Dataset items
----

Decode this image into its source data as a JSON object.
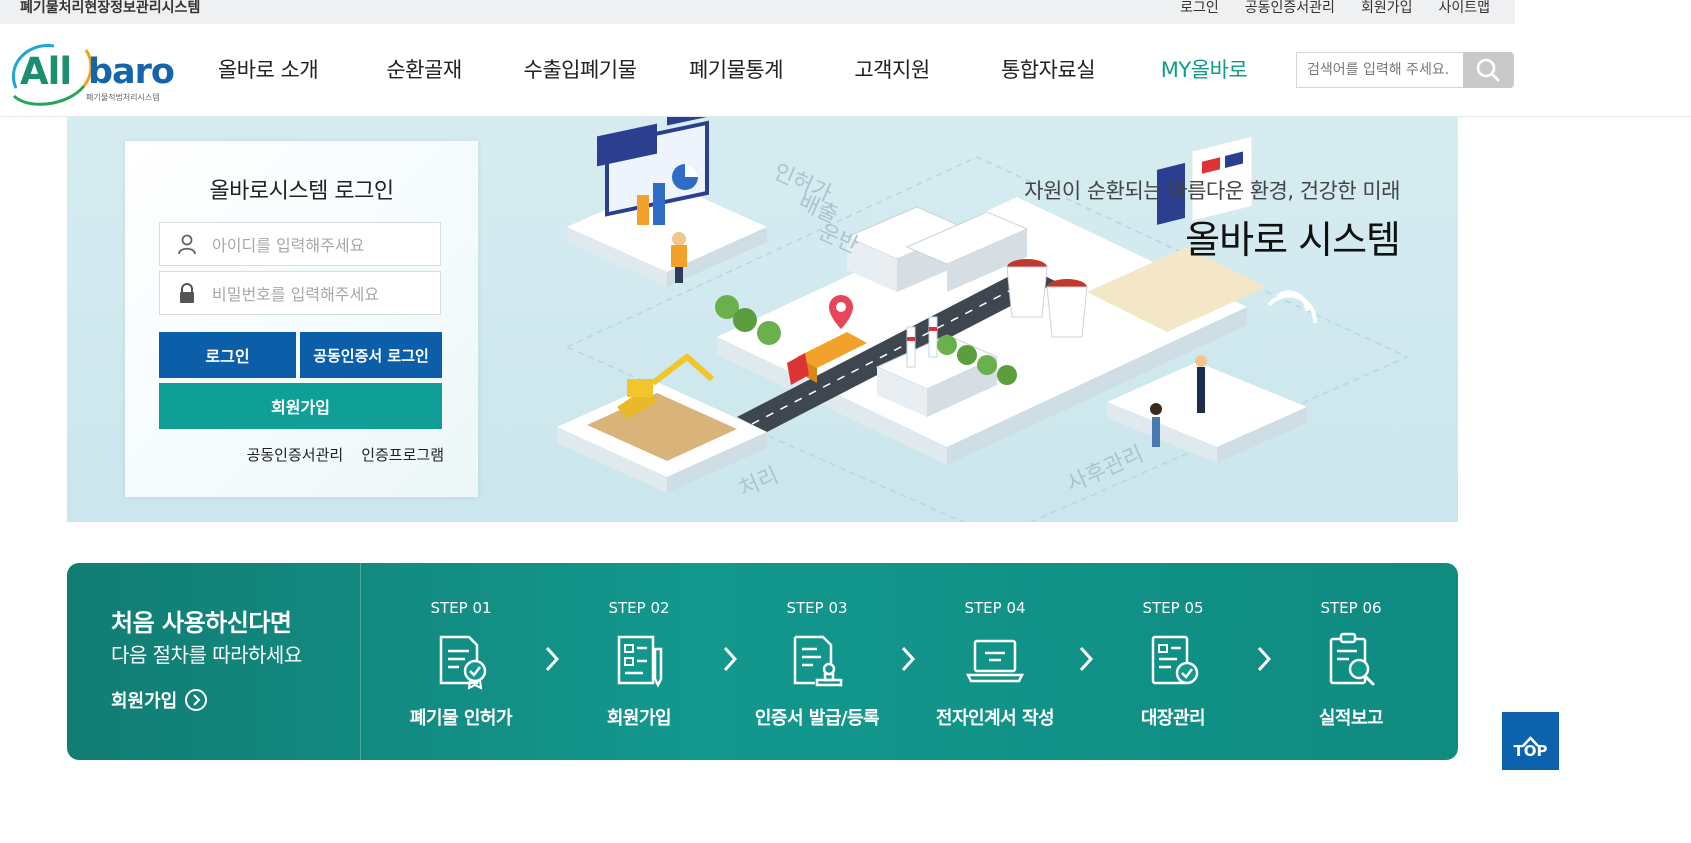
{
  "topbar": {
    "site_name": "폐기물처리현장정보관리시스템",
    "links": [
      "로그인",
      "공동인증서관리",
      "회원가입",
      "사이트맵"
    ]
  },
  "logo": {
    "text_all": "All",
    "text_baro": "baro",
    "subtitle": "폐기물적법처리시스템"
  },
  "nav": {
    "items": [
      "올바로 소개",
      "순환골재",
      "수출입폐기물",
      "폐기물통계",
      "고객지원",
      "통합자료실",
      "MY올바로"
    ],
    "active_color": "#119a87"
  },
  "search": {
    "placeholder": "검색어를 입력해 주세요.",
    "icon": "search-icon"
  },
  "login": {
    "title": "올바로시스템 로그인",
    "id_placeholder": "아이디를 입력해주세요",
    "pw_placeholder": "비밀번호를 입력해주세요",
    "login_label": "로그인",
    "cert_login_label": "공동인증서 로그인",
    "join_label": "회원가입",
    "links": [
      "공동인증서관리",
      "인증프로그램"
    ]
  },
  "hero": {
    "subtitle": "자원이 순환되는 아름다운 환경, 건강한 미래",
    "title": "올바로 시스템",
    "labels": [
      "인허가",
      "배출",
      "운반",
      "처리",
      "사후관리"
    ]
  },
  "steps": {
    "intro_title": "처음 사용하신다면",
    "intro_sub": "다음 절차를 따라하세요",
    "intro_link": "회원가입",
    "items": [
      {
        "num": "STEP 01",
        "label": "폐기물 인허가",
        "icon": "permit-document-icon"
      },
      {
        "num": "STEP 02",
        "label": "회원가입",
        "icon": "signup-form-icon"
      },
      {
        "num": "STEP 03",
        "label": "인증서 발급/등록",
        "icon": "certificate-stamp-icon"
      },
      {
        "num": "STEP 04",
        "label": "전자인계서 작성",
        "icon": "laptop-icon"
      },
      {
        "num": "STEP 05",
        "label": "대장관리",
        "icon": "ledger-check-icon"
      },
      {
        "num": "STEP 06",
        "label": "실적보고",
        "icon": "report-search-icon"
      }
    ]
  },
  "top_button": {
    "label": "TOP"
  },
  "colors": {
    "primary_blue": "#0c5ea8",
    "teal": "#0f9f97",
    "band": "#13988e"
  }
}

----

Task brief :: Copy the entries above faithfully and omit every image.

Completed exercise ::
Decode this image into its source data as a JSON object.
{
  "topbar": {
    "site_name": "폐기물처리현장정보관리시스템",
    "links": [
      "로그인",
      "공동인증서관리",
      "회원가입",
      "사이트맵"
    ]
  },
  "logo": {
    "text_all": "All",
    "text_baro": "baro",
    "subtitle": "폐기물적법처리시스템"
  },
  "nav": {
    "items": [
      "올바로 소개",
      "순환골재",
      "수출입폐기물",
      "폐기물통계",
      "고객지원",
      "통합자료실",
      "MY올바로"
    ],
    "active_color": "#119a87"
  },
  "search": {
    "placeholder": "검색어를 입력해 주세요.",
    "icon": "search-icon"
  },
  "login": {
    "title": "올바로시스템 로그인",
    "id_placeholder": "아이디를 입력해주세요",
    "pw_placeholder": "비밀번호를 입력해주세요",
    "login_label": "로그인",
    "cert_login_label": "공동인증서 로그인",
    "join_label": "회원가입",
    "links": [
      "공동인증서관리",
      "인증프로그램"
    ]
  },
  "hero": {
    "subtitle": "자원이 순환되는 아름다운 환경, 건강한 미래",
    "title": "올바로 시스템",
    "labels": [
      "인허가",
      "배출",
      "운반",
      "처리",
      "사후관리"
    ]
  },
  "steps": {
    "intro_title": "처음 사용하신다면",
    "intro_sub": "다음 절차를 따라하세요",
    "intro_link": "회원가입",
    "items": [
      {
        "num": "STEP 01",
        "label": "폐기물 인허가",
        "icon": "permit-document-icon"
      },
      {
        "num": "STEP 02",
        "label": "회원가입",
        "icon": "signup-form-icon"
      },
      {
        "num": "STEP 03",
        "label": "인증서 발급/등록",
        "icon": "certificate-stamp-icon"
      },
      {
        "num": "STEP 04",
        "label": "전자인계서 작성",
        "icon": "laptop-icon"
      },
      {
        "num": "STEP 05",
        "label": "대장관리",
        "icon": "ledger-check-icon"
      },
      {
        "num": "STEP 06",
        "label": "실적보고",
        "icon": "report-search-icon"
      }
    ]
  },
  "top_button": {
    "label": "TOP"
  },
  "colors": {
    "primary_blue": "#0c5ea8",
    "teal": "#0f9f97",
    "band": "#13988e"
  }
}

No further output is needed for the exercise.